WHAT YOU NEED TO DO: Could every line of the data be printed exactly as it reads?

------

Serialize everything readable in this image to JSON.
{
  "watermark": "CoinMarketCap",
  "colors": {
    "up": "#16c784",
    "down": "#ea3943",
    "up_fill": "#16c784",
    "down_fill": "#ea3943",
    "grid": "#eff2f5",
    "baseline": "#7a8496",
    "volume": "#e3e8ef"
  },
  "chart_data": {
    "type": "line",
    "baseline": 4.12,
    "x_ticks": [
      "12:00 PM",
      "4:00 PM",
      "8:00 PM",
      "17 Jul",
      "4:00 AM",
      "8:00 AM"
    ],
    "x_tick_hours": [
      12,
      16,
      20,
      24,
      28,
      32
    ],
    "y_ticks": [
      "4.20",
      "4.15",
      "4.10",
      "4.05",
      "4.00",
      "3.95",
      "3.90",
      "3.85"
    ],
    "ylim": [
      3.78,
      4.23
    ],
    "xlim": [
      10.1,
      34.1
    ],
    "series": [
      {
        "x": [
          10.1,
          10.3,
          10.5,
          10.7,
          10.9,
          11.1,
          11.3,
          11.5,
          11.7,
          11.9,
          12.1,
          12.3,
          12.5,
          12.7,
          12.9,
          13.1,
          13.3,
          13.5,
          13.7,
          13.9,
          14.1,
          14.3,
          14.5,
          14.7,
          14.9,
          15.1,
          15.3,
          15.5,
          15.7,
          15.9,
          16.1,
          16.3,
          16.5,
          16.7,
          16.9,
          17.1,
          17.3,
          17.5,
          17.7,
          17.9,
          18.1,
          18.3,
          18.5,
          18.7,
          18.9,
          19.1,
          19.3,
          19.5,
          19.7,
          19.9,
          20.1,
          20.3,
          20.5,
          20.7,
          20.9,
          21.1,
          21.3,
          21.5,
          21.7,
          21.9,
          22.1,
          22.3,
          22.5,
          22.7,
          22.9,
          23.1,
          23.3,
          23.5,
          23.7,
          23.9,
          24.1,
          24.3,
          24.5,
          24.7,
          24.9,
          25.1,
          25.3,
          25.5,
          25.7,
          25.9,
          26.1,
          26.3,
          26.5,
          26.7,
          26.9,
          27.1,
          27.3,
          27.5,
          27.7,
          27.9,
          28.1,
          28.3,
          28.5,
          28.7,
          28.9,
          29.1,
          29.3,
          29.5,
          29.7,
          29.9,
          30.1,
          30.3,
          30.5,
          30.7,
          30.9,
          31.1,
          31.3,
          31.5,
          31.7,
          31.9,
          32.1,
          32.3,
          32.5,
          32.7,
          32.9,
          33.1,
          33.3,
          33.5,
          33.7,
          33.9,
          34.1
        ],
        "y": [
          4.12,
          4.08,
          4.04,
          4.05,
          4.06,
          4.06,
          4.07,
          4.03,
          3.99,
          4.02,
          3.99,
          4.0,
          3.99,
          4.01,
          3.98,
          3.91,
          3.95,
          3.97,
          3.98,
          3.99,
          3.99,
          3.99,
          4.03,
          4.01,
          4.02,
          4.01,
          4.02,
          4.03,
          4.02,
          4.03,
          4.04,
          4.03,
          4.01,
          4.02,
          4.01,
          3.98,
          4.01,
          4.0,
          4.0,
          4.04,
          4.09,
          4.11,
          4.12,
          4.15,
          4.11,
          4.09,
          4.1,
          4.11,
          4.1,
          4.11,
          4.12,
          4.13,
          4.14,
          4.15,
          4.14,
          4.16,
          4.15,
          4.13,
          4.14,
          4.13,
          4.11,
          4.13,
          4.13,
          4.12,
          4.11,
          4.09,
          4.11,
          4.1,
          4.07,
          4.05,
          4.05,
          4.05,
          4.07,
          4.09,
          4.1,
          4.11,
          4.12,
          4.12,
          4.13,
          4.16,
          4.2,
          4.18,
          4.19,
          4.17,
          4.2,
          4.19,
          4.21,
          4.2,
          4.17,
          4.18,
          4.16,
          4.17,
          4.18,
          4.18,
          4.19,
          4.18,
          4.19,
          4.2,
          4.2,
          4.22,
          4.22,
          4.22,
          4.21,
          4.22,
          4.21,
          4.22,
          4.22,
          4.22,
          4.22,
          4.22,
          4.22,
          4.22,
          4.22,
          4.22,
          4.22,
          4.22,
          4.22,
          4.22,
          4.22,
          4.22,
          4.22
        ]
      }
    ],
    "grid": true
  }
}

------

CORRECT RESPONSE:
Serialize everything readable in this image to JSON.
{
  "watermark": "CoinMarketCap",
  "colors": {
    "up": "#16c784",
    "down": "#ea3943",
    "up_fill": "#16c784",
    "down_fill": "#ea3943",
    "grid": "#eff2f5",
    "baseline": "#7a8496",
    "volume": "#e3e8ef"
  },
  "chart_data": {
    "type": "line",
    "baseline": 4.12,
    "x_ticks": [
      "12:00 PM",
      "4:00 PM",
      "8:00 PM",
      "17 Jul",
      "4:00 AM",
      "8:00 AM"
    ],
    "x_tick_hours": [
      12,
      16,
      20,
      24,
      28,
      32
    ],
    "y_ticks": [
      "4.20",
      "4.15",
      "4.10",
      "4.05",
      "4.00",
      "3.95",
      "3.90",
      "3.85"
    ],
    "ylim": [
      3.78,
      4.23
    ],
    "xlim": [
      10.1,
      34.1
    ],
    "series": [
      {
        "x": [
          10.1,
          10.3,
          10.5,
          10.7,
          10.9,
          11.1,
          11.3,
          11.5,
          11.7,
          11.9,
          12.1,
          12.3,
          12.5,
          12.7,
          12.9,
          13.1,
          13.3,
          13.5,
          13.7,
          13.9,
          14.1,
          14.3,
          14.5,
          14.7,
          14.9,
          15.1,
          15.3,
          15.5,
          15.7,
          15.9,
          16.1,
          16.3,
          16.5,
          16.7,
          16.9,
          17.1,
          17.3,
          17.5,
          17.7,
          17.9,
          18.1,
          18.3,
          18.5,
          18.7,
          18.9,
          19.1,
          19.3,
          19.5,
          19.7,
          19.9,
          20.1,
          20.3,
          20.5,
          20.7,
          20.9,
          21.1,
          21.3,
          21.5,
          21.7,
          21.9,
          22.1,
          22.3,
          22.5,
          22.7,
          22.9,
          23.1,
          23.3,
          23.5,
          23.7,
          23.9,
          24.1,
          24.3,
          24.5,
          24.7,
          24.9,
          25.1,
          25.3,
          25.5,
          25.7,
          25.9,
          26.1,
          26.3,
          26.5,
          26.7,
          26.9,
          27.1,
          27.3,
          27.5,
          27.7,
          27.9,
          28.1,
          28.3,
          28.5,
          28.7,
          28.9,
          29.1,
          29.3,
          29.5,
          29.7,
          29.9,
          30.1,
          30.3,
          30.5,
          30.7,
          30.9,
          31.1,
          31.3,
          31.5,
          31.7,
          31.9,
          32.1,
          32.3,
          32.5,
          32.7,
          32.9,
          33.1,
          33.3,
          33.5,
          33.7,
          33.9,
          34.1
        ],
        "y": [
          4.12,
          4.08,
          4.04,
          4.05,
          4.06,
          4.06,
          4.07,
          4.03,
          3.99,
          4.02,
          3.99,
          4.0,
          3.99,
          4.01,
          3.98,
          3.91,
          3.95,
          3.97,
          3.98,
          3.99,
          3.99,
          3.99,
          4.03,
          4.01,
          4.02,
          4.01,
          4.02,
          4.03,
          4.02,
          4.03,
          4.04,
          4.03,
          4.01,
          4.02,
          4.01,
          3.98,
          4.01,
          4.0,
          4.0,
          4.04,
          4.09,
          4.11,
          4.12,
          4.15,
          4.11,
          4.09,
          4.1,
          4.11,
          4.1,
          4.11,
          4.12,
          4.13,
          4.14,
          4.15,
          4.14,
          4.16,
          4.15,
          4.13,
          4.14,
          4.13,
          4.11,
          4.13,
          4.13,
          4.12,
          4.11,
          4.09,
          4.11,
          4.1,
          4.07,
          4.05,
          4.05,
          4.05,
          4.07,
          4.09,
          4.1,
          4.11,
          4.12,
          4.12,
          4.13,
          4.16,
          4.2,
          4.18,
          4.19,
          4.17,
          4.2,
          4.19,
          4.21,
          4.2,
          4.17,
          4.18,
          4.16,
          4.17,
          4.18,
          4.18,
          4.19,
          4.18,
          4.19,
          4.2,
          4.2,
          4.22,
          4.22,
          4.22,
          4.21,
          4.22,
          4.21,
          4.22,
          4.22,
          4.22,
          4.22,
          4.22,
          4.22,
          4.22,
          4.22,
          4.22,
          4.22,
          4.22,
          4.22,
          4.22,
          4.22,
          4.22,
          4.22
        ]
      }
    ],
    "grid": true
  }
}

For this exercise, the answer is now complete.